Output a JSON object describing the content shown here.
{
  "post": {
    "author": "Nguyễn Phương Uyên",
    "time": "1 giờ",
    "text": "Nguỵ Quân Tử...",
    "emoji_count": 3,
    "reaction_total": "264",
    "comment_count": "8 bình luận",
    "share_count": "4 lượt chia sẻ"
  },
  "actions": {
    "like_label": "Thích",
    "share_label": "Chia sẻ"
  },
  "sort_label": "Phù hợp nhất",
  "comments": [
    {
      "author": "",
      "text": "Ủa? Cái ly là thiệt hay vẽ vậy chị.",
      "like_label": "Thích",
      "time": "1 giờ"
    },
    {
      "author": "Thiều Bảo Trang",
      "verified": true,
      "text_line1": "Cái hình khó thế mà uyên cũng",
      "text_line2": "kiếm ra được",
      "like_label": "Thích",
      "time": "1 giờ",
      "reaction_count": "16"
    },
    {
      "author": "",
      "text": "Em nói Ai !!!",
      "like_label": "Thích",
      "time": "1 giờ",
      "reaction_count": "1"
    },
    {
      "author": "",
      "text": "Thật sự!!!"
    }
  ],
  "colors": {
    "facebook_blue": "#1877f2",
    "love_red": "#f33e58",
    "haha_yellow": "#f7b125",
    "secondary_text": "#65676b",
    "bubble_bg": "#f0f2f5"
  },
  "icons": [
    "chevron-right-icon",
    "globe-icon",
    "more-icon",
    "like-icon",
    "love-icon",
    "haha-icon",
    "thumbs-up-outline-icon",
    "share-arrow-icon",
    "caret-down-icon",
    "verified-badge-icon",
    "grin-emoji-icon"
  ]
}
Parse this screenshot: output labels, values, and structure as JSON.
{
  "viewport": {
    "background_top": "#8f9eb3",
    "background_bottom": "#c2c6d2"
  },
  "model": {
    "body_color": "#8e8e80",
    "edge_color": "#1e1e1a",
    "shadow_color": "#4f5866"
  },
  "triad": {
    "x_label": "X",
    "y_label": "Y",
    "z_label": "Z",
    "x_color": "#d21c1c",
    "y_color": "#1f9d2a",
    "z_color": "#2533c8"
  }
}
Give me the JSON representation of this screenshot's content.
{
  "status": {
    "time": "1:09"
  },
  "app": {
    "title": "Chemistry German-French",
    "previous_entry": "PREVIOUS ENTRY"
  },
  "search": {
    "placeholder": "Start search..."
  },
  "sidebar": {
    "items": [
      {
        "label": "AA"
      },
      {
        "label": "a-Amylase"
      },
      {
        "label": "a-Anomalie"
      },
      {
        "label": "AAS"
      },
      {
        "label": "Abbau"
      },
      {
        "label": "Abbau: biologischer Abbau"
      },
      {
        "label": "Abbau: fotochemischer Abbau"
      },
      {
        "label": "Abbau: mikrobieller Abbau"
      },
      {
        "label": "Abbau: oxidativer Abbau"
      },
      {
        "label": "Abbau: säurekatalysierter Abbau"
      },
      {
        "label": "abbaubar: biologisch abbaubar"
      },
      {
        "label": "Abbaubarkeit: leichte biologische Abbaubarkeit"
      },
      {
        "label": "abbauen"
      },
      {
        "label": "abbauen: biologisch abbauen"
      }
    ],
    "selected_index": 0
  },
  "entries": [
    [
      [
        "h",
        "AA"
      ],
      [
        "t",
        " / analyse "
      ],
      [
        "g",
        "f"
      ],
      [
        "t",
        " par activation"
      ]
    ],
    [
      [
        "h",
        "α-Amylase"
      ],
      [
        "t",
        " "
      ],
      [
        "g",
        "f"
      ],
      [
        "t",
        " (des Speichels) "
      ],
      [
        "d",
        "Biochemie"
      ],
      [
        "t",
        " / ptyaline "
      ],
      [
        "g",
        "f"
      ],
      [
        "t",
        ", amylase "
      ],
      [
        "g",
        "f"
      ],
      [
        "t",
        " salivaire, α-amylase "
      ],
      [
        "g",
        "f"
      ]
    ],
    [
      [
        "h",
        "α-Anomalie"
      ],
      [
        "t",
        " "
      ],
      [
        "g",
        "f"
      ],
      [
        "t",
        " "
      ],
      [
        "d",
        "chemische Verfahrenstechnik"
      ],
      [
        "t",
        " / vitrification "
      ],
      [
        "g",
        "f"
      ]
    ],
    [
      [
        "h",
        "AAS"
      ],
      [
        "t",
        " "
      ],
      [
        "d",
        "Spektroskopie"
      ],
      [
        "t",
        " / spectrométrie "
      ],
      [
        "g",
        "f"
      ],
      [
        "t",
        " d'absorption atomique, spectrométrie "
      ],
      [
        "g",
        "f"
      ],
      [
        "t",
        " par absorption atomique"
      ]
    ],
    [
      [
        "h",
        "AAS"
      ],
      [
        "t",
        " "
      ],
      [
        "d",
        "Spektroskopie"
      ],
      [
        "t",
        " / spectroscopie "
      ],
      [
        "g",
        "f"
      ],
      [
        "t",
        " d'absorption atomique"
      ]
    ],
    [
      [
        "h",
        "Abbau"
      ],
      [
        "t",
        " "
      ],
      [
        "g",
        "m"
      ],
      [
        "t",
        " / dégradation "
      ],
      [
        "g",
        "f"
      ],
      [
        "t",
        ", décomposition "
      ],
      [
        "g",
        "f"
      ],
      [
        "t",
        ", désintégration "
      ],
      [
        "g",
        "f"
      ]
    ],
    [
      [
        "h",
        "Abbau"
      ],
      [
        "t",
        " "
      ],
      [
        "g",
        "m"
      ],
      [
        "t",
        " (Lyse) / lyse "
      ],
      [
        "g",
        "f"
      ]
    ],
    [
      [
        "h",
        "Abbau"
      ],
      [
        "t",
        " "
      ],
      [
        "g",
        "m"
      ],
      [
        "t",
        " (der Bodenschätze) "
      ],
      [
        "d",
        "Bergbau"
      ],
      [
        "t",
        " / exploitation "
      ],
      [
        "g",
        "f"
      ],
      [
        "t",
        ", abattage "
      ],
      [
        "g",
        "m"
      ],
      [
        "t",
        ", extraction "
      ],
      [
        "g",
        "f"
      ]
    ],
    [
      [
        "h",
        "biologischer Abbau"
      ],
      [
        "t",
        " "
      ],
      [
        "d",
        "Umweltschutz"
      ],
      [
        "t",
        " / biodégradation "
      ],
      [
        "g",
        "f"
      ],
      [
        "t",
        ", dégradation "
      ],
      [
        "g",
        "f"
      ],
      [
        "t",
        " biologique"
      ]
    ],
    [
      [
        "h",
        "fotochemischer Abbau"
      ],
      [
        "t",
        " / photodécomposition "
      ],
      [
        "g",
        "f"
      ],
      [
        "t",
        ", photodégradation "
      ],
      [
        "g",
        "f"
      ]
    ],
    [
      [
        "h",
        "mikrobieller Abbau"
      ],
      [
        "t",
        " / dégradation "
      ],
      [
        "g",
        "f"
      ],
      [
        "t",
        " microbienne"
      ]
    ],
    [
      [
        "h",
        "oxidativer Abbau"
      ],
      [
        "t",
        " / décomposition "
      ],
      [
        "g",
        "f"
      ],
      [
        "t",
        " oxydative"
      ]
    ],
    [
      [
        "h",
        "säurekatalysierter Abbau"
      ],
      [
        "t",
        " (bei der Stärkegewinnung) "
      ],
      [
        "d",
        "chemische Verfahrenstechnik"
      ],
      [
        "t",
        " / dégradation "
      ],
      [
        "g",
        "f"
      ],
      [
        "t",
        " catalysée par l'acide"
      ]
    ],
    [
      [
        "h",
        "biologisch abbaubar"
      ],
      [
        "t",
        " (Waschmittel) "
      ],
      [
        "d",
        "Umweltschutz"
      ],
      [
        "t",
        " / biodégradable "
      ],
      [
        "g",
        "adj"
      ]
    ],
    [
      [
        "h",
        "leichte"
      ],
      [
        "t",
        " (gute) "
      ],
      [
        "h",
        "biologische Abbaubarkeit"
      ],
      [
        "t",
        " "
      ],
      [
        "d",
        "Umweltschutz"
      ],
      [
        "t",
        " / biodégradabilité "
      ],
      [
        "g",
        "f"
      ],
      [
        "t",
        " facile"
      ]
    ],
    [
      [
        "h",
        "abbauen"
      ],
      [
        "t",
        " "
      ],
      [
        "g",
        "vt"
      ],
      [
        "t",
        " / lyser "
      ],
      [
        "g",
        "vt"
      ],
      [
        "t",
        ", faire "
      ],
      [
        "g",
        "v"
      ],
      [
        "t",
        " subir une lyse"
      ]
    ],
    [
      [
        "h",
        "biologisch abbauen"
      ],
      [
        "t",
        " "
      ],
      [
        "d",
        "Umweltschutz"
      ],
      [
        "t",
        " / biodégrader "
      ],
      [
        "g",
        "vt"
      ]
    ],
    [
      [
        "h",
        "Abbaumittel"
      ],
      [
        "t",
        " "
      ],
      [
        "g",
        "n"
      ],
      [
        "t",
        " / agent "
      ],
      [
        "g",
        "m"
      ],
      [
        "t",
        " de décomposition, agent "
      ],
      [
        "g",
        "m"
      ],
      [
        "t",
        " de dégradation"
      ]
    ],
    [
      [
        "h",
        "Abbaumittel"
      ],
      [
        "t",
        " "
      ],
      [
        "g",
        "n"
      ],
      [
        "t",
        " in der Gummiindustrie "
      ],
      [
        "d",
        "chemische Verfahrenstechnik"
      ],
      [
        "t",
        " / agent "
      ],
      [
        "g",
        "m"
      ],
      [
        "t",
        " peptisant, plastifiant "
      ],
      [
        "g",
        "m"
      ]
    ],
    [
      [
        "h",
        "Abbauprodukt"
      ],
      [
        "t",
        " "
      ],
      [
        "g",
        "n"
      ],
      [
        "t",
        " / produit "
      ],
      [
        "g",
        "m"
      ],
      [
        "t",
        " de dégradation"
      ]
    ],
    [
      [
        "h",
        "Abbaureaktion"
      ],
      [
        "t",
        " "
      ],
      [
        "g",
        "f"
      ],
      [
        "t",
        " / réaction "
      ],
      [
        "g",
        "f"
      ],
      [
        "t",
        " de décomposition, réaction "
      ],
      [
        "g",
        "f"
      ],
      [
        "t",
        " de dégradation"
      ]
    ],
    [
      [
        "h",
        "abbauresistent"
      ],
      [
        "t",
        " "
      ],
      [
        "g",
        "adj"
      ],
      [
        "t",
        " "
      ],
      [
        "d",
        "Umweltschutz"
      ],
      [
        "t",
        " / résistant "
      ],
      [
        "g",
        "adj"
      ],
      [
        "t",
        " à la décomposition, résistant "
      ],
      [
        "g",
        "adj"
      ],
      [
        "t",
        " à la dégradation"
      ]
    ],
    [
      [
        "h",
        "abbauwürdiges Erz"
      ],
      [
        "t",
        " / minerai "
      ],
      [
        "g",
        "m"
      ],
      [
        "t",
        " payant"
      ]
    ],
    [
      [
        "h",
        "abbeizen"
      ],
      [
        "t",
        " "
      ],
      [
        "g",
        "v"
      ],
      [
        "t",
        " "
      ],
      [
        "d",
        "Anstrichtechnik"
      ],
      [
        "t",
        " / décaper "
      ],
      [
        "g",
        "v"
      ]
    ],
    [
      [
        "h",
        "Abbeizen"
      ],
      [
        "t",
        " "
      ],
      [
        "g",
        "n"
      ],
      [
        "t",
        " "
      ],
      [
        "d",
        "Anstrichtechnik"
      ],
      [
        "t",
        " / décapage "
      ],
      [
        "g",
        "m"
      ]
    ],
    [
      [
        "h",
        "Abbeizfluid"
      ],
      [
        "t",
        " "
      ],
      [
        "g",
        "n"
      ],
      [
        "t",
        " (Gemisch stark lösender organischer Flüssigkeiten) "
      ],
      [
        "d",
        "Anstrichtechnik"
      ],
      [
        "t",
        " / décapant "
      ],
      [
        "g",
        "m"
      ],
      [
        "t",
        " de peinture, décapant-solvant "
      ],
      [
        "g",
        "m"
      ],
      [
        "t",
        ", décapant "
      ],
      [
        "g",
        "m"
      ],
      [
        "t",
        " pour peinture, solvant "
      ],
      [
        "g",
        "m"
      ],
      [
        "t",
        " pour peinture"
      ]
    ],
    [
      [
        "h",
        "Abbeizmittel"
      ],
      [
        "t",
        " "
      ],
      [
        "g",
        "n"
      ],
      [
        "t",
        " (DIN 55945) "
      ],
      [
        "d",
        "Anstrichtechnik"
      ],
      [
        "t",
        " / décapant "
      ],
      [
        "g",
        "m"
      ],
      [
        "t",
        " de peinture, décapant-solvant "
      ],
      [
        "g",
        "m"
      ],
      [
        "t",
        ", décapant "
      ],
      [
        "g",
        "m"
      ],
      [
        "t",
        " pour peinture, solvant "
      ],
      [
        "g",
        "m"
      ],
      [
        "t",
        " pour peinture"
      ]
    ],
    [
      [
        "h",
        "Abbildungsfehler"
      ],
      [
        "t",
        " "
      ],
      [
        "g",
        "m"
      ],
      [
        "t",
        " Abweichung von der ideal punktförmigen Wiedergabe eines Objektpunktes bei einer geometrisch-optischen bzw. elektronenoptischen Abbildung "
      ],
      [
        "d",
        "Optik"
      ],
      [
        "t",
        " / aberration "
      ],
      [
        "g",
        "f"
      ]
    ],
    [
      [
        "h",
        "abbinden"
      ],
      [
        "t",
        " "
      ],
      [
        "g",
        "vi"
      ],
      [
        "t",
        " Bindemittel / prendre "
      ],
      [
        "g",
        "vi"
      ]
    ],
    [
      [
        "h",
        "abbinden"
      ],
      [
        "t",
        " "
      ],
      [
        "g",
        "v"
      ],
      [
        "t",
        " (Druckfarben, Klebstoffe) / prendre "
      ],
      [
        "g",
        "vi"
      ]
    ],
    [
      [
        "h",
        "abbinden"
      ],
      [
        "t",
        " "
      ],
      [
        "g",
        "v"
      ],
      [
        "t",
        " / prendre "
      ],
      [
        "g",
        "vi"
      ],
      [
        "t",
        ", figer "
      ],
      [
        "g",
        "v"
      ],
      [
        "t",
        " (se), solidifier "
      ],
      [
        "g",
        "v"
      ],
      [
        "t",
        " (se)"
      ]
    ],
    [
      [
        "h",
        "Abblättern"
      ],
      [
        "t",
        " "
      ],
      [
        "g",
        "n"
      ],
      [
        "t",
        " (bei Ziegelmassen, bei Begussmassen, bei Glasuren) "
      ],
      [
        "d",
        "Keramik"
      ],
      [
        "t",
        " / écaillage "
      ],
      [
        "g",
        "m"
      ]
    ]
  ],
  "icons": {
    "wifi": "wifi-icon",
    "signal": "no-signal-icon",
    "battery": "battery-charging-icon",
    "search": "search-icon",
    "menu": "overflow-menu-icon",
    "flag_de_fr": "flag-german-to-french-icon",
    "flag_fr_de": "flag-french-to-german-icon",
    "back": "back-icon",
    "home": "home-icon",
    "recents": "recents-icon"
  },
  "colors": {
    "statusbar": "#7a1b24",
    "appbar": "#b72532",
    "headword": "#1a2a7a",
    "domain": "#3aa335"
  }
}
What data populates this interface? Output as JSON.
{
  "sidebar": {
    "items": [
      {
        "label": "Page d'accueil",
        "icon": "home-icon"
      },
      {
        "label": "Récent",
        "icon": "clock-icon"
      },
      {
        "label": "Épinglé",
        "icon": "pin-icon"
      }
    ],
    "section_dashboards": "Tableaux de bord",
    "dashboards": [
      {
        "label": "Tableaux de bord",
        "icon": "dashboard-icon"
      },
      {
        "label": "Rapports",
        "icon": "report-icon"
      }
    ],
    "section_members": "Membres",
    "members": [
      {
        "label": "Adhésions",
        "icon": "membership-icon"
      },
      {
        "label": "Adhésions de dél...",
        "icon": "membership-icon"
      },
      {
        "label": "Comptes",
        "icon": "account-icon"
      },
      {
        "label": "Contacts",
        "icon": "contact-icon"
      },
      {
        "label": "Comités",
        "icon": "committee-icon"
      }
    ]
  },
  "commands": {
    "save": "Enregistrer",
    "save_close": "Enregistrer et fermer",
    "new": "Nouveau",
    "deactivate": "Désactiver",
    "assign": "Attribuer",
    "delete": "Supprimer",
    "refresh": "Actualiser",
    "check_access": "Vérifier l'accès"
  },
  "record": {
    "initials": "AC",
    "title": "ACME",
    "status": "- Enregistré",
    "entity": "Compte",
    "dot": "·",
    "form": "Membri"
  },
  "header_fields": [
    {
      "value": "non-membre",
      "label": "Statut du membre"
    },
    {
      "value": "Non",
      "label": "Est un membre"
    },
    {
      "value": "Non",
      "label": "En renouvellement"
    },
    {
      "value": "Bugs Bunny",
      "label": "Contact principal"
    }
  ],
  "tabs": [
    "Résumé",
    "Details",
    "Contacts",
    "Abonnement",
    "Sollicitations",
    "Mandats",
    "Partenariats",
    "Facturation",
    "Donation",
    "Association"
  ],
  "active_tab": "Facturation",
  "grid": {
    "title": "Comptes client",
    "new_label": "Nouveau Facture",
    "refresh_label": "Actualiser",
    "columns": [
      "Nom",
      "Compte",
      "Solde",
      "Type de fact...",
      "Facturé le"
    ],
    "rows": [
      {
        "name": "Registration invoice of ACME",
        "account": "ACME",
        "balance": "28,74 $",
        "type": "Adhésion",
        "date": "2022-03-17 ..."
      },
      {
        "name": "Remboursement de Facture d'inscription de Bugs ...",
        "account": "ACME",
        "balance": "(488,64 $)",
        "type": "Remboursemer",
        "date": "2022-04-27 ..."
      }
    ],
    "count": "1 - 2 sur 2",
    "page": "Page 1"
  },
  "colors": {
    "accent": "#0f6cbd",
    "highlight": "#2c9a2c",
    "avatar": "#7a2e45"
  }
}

-*-*-

**WORK TO COMPLETE**
Check each line above for "spectrométrie" and return the ones that have it.

**CORRECT OUTPUT**
        " / spectrométrie "
        " d'absorption atomique, spectrométrie "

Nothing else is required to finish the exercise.